Problem to solve:
Output the records exactly as they appear, with no pictures included.

— START OF Data excerpts —

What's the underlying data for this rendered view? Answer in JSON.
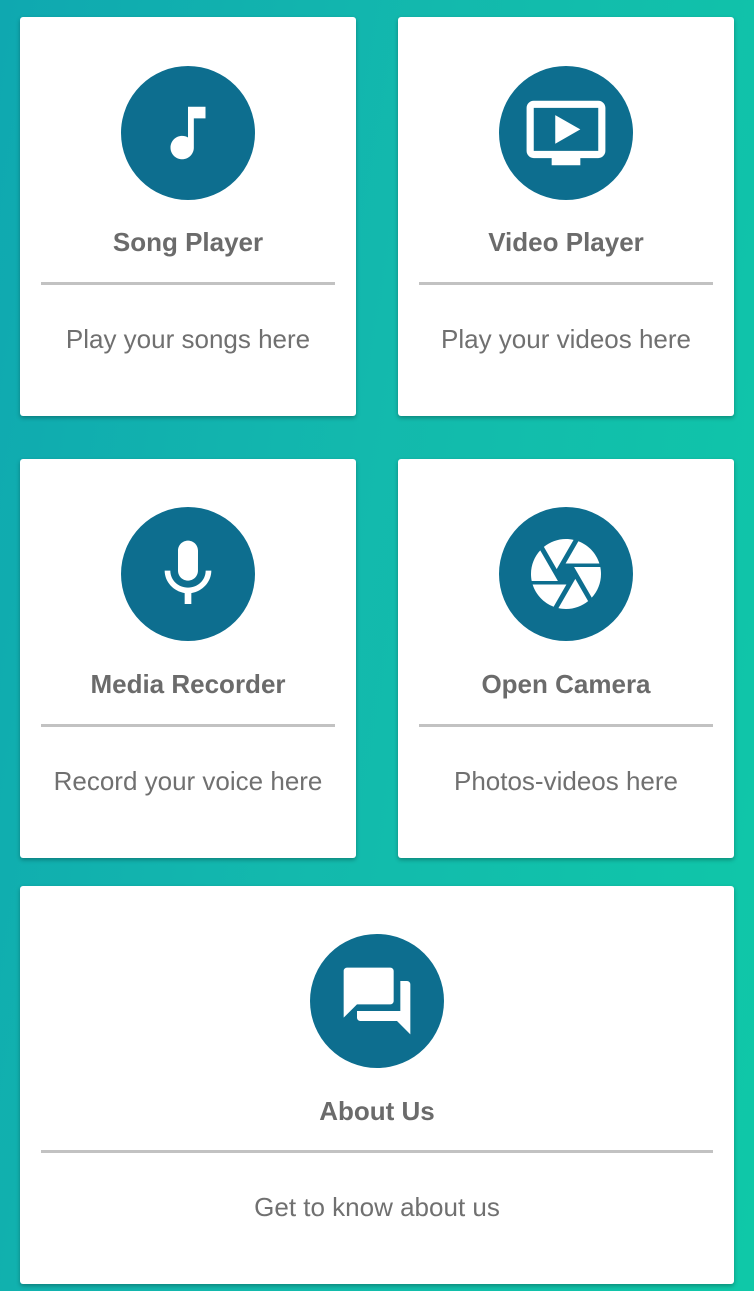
{
  "cards": [
    {
      "title": "Song Player",
      "description": "Play your songs here",
      "icon": "music-note-icon"
    },
    {
      "title": "Video Player",
      "description": "Play your videos here",
      "icon": "tv-play-icon"
    },
    {
      "title": "Media Recorder",
      "description": "Record your voice here",
      "icon": "microphone-icon"
    },
    {
      "title": "Open Camera",
      "description": "Photos-videos here",
      "icon": "camera-shutter-icon"
    },
    {
      "title": "About Us",
      "description": "Get to know about us",
      "icon": "chat-bubbles-icon"
    }
  ],
  "colors": {
    "icon_circle": "#0d6e8f",
    "card_background": "#ffffff",
    "title_text": "#6b6b6b",
    "description_text": "#707070",
    "divider": "#c2c2c2",
    "background_gradient_start": "#0fa8b0",
    "background_gradient_end": "#0fc8a8"
  }
}
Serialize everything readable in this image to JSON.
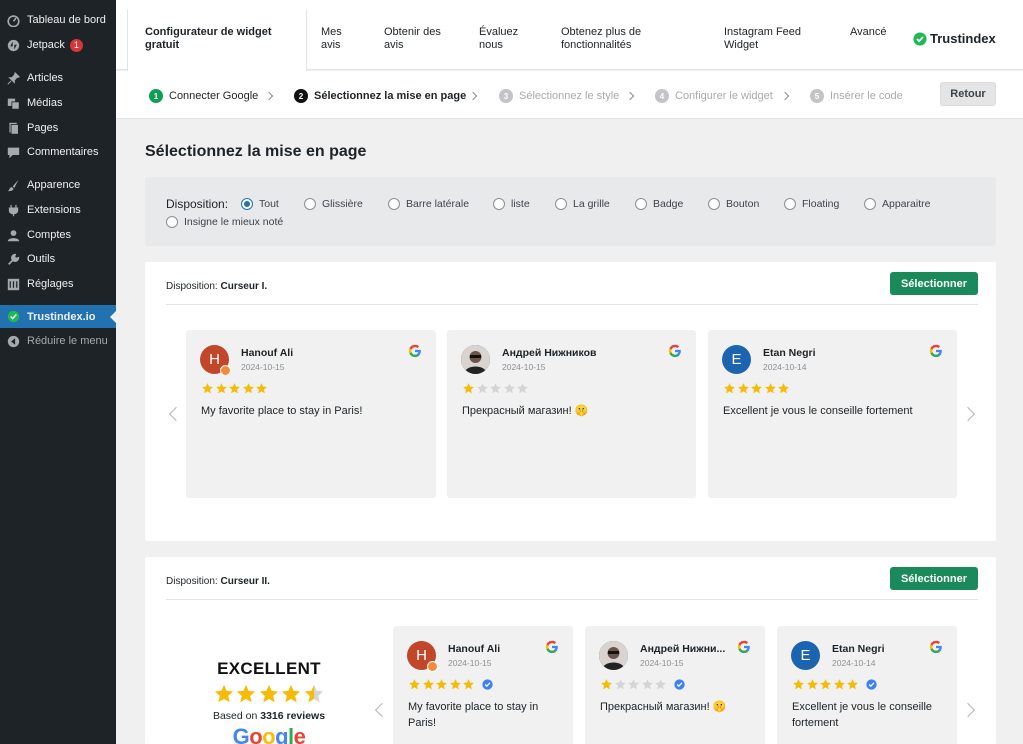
{
  "sidebar": {
    "items": [
      {
        "label": "Tableau de bord",
        "icon": "dashboard-icon"
      },
      {
        "label": "Jetpack",
        "icon": "jetpack-icon",
        "badge": "1"
      },
      {
        "label": "Articles",
        "icon": "pin-icon"
      },
      {
        "label": "Médias",
        "icon": "media-icon"
      },
      {
        "label": "Pages",
        "icon": "page-icon"
      },
      {
        "label": "Commentaires",
        "icon": "comment-icon"
      },
      {
        "label": "Apparence",
        "icon": "brush-icon"
      },
      {
        "label": "Extensions",
        "icon": "plugin-icon"
      },
      {
        "label": "Comptes",
        "icon": "user-icon"
      },
      {
        "label": "Outils",
        "icon": "wrench-icon"
      },
      {
        "label": "Réglages",
        "icon": "settings-icon"
      },
      {
        "label": "Trustindex.io",
        "icon": "trustindex-icon"
      },
      {
        "label": "Réduire le menu",
        "icon": "collapse-icon"
      }
    ]
  },
  "tabs": [
    {
      "line1": "Configurateur de widget",
      "line2": "gratuit"
    },
    {
      "line1": "Mes",
      "line2": "avis"
    },
    {
      "line1": "Obtenir des",
      "line2": "avis"
    },
    {
      "line1": "Évaluez",
      "line2": "nous"
    },
    {
      "line1": "Obtenez plus de",
      "line2": "fonctionnalités"
    },
    {
      "line1": "Instagram Feed",
      "line2": "Widget"
    },
    {
      "line1": "Avancé",
      "line2": ""
    }
  ],
  "brand": {
    "name": "Trustindex"
  },
  "steps": [
    {
      "num": "1",
      "label": "Connecter Google",
      "state": "done"
    },
    {
      "num": "2",
      "label": "Sélectionnez la mise en page",
      "state": "current"
    },
    {
      "num": "3",
      "label": "Sélectionnez le style",
      "state": "todo"
    },
    {
      "num": "4",
      "label": "Configurer le widget",
      "state": "todo"
    },
    {
      "num": "5",
      "label": "Insérer le code",
      "state": "todo"
    }
  ],
  "back_label": "Retour",
  "page_title": "Sélectionnez la mise en page",
  "filter": {
    "label": "Disposition:",
    "options": [
      "Tout",
      "Glissière",
      "Barre latérale",
      "liste",
      "La grille",
      "Badge",
      "Bouton",
      "Floating",
      "Apparaitre",
      "Insigne le mieux noté"
    ],
    "selected": "Tout"
  },
  "layouts": [
    {
      "prefix": "Disposition:",
      "name": "Curseur I.",
      "button": "Sélectionner"
    },
    {
      "prefix": "Disposition:",
      "name": "Curseur II.",
      "button": "Sélectionner"
    }
  ],
  "reviews": [
    {
      "initial": "H",
      "name": "Hanouf Ali",
      "date": "2024-10-15",
      "rating": 5,
      "text": "My favorite place to stay in Paris!"
    },
    {
      "initial": "",
      "name": "Андрей Нижников",
      "date": "2024-10-15",
      "rating": 1,
      "text": "Прекрасный магазин! 🤫"
    },
    {
      "initial": "E",
      "name": "Etan Negri",
      "date": "2024-10-14",
      "rating": 5,
      "text": "Excellent je vous le conseille fortement"
    }
  ],
  "reviews2": [
    {
      "initial": "H",
      "name": "Hanouf Ali",
      "date": "2024-10-15",
      "rating": 5,
      "text": "My favorite place to stay in Paris!"
    },
    {
      "initial": "",
      "name": "Андрей Нижни...",
      "date": "2024-10-15",
      "rating": 1,
      "text": "Прекрасный магазин! 🤫"
    },
    {
      "initial": "E",
      "name": "Etan Negri",
      "date": "2024-10-14",
      "rating": 5,
      "text": "Excellent je vous le conseille fortement"
    }
  ],
  "summary": {
    "title": "EXCELLENT",
    "rating": 4.5,
    "based_prefix": "Based on",
    "based_count": "3316 reviews",
    "logo": "Google"
  },
  "colors": {
    "accent": "#2271b1",
    "select_button": "#1a8a5a",
    "star": "#f6bb06",
    "sidebar_bg": "#1d2327"
  }
}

— END OF Data excerpts —

Exercise result:
What's the underlying data for this rendered view? Answer in JSON.
{
  "cards": [
    {
      "title": "Song Player",
      "description": "Play your songs here",
      "icon": "music-note-icon"
    },
    {
      "title": "Video Player",
      "description": "Play your videos here",
      "icon": "tv-play-icon"
    },
    {
      "title": "Media Recorder",
      "description": "Record your voice here",
      "icon": "microphone-icon"
    },
    {
      "title": "Open Camera",
      "description": "Photos-videos here",
      "icon": "camera-shutter-icon"
    },
    {
      "title": "About Us",
      "description": "Get to know about us",
      "icon": "chat-bubbles-icon"
    }
  ],
  "colors": {
    "icon_circle": "#0d6e8f",
    "card_background": "#ffffff",
    "title_text": "#6b6b6b",
    "description_text": "#707070",
    "divider": "#c2c2c2",
    "background_gradient_start": "#0fa8b0",
    "background_gradient_end": "#0fc8a8"
  }
}
Serialize everything readable in this image to JSON.
{
  "sidebar": {
    "items": [
      {
        "label": "Tableau de bord",
        "icon": "dashboard-icon"
      },
      {
        "label": "Jetpack",
        "icon": "jetpack-icon",
        "badge": "1"
      },
      {
        "label": "Articles",
        "icon": "pin-icon"
      },
      {
        "label": "Médias",
        "icon": "media-icon"
      },
      {
        "label": "Pages",
        "icon": "page-icon"
      },
      {
        "label": "Commentaires",
        "icon": "comment-icon"
      },
      {
        "label": "Apparence",
        "icon": "brush-icon"
      },
      {
        "label": "Extensions",
        "icon": "plugin-icon"
      },
      {
        "label": "Comptes",
        "icon": "user-icon"
      },
      {
        "label": "Outils",
        "icon": "wrench-icon"
      },
      {
        "label": "Réglages",
        "icon": "settings-icon"
      },
      {
        "label": "Trustindex.io",
        "icon": "trustindex-icon"
      },
      {
        "label": "Réduire le menu",
        "icon": "collapse-icon"
      }
    ]
  },
  "tabs": [
    {
      "line1": "Configurateur de widget",
      "line2": "gratuit"
    },
    {
      "line1": "Mes",
      "line2": "avis"
    },
    {
      "line1": "Obtenir des",
      "line2": "avis"
    },
    {
      "line1": "Évaluez",
      "line2": "nous"
    },
    {
      "line1": "Obtenez plus de",
      "line2": "fonctionnalités"
    },
    {
      "line1": "Instagram Feed",
      "line2": "Widget"
    },
    {
      "line1": "Avancé",
      "line2": ""
    }
  ],
  "brand": {
    "name": "Trustindex"
  },
  "steps": [
    {
      "num": "1",
      "label": "Connecter Google",
      "state": "done"
    },
    {
      "num": "2",
      "label": "Sélectionnez la mise en page",
      "state": "current"
    },
    {
      "num": "3",
      "label": "Sélectionnez le style",
      "state": "todo"
    },
    {
      "num": "4",
      "label": "Configurer le widget",
      "state": "todo"
    },
    {
      "num": "5",
      "label": "Insérer le code",
      "state": "todo"
    }
  ],
  "back_label": "Retour",
  "page_title": "Sélectionnez la mise en page",
  "filter": {
    "label": "Disposition:",
    "options": [
      "Tout",
      "Glissière",
      "Barre latérale",
      "liste",
      "La grille",
      "Badge",
      "Bouton",
      "Floating",
      "Apparaitre",
      "Insigne le mieux noté"
    ],
    "selected": "Tout"
  },
  "layouts": [
    {
      "prefix": "Disposition:",
      "name": "Curseur I.",
      "button": "Sélectionner"
    },
    {
      "prefix": "Disposition:",
      "name": "Curseur II.",
      "button": "Sélectionner"
    }
  ],
  "reviews": [
    {
      "initial": "H",
      "name": "Hanouf Ali",
      "date": "2024-10-15",
      "rating": 5,
      "text": "My favorite place to stay in Paris!"
    },
    {
      "initial": "",
      "name": "Андрей Нижников",
      "date": "2024-10-15",
      "rating": 1,
      "text": "Прекрасный магазин! 🤫"
    },
    {
      "initial": "E",
      "name": "Etan Negri",
      "date": "2024-10-14",
      "rating": 5,
      "text": "Excellent je vous le conseille fortement"
    }
  ],
  "reviews2": [
    {
      "initial": "H",
      "name": "Hanouf Ali",
      "date": "2024-10-15",
      "rating": 5,
      "text": "My favorite place to stay in Paris!"
    },
    {
      "initial": "",
      "name": "Андрей Нижни...",
      "date": "2024-10-15",
      "rating": 1,
      "text": "Прекрасный магазин! 🤫"
    },
    {
      "initial": "E",
      "name": "Etan Negri",
      "date": "2024-10-14",
      "rating": 5,
      "text": "Excellent je vous le conseille fortement"
    }
  ],
  "summary": {
    "title": "EXCELLENT",
    "rating": 4.5,
    "based_prefix": "Based on",
    "based_count": "3316 reviews",
    "logo": "Google"
  },
  "colors": {
    "accent": "#2271b1",
    "select_button": "#1a8a5a",
    "star": "#f6bb06",
    "sidebar_bg": "#1d2327"
  }
}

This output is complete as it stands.